To do
Collect all lines containing the word "icon" from the data.

— START Material —

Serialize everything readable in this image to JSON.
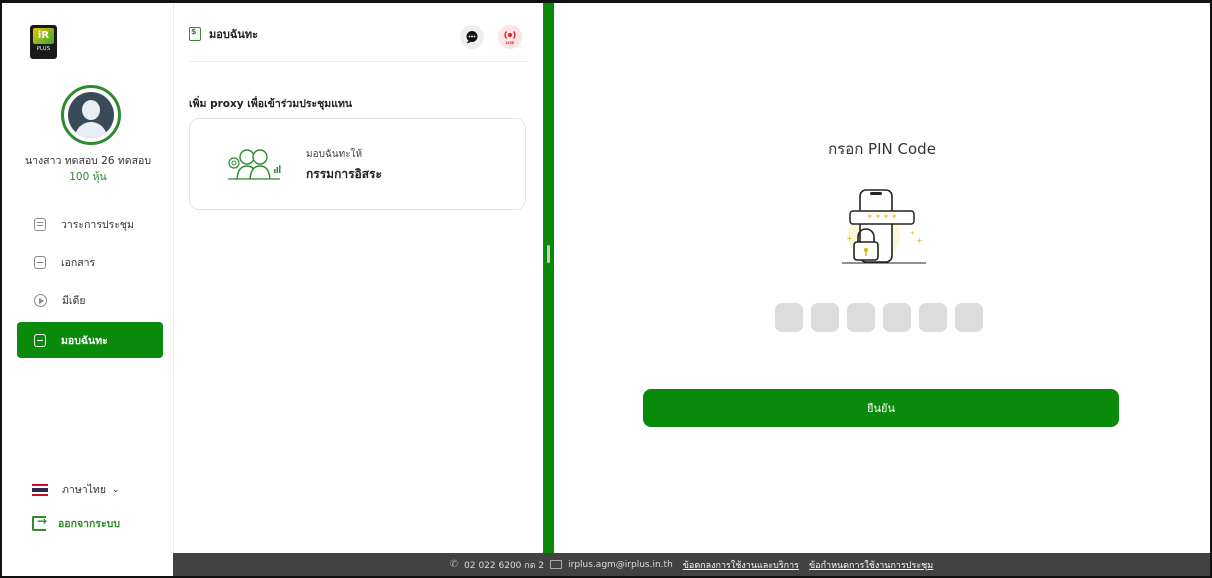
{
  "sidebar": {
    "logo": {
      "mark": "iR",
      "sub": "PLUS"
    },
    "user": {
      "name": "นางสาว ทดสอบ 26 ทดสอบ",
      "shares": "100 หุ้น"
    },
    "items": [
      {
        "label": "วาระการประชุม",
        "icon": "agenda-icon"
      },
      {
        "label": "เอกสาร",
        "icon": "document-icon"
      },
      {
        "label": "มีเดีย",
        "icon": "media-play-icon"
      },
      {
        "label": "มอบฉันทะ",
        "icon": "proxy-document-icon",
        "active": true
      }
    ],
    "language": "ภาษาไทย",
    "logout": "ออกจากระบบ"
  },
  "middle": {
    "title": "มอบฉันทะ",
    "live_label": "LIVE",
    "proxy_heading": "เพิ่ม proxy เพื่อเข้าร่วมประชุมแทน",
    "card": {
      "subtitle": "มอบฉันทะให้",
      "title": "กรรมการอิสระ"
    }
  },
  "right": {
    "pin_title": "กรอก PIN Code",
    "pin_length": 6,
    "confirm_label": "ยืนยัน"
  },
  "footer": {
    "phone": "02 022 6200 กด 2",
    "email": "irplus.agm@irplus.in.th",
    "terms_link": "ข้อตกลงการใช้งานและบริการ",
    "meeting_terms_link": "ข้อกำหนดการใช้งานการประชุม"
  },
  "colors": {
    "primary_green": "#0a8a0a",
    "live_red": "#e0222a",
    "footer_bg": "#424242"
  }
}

— END Material —

Response
        "icon": "agenda-icon"
        "icon": "document-icon"
        "icon": "media-play-icon"
        "icon": "proxy-document-icon",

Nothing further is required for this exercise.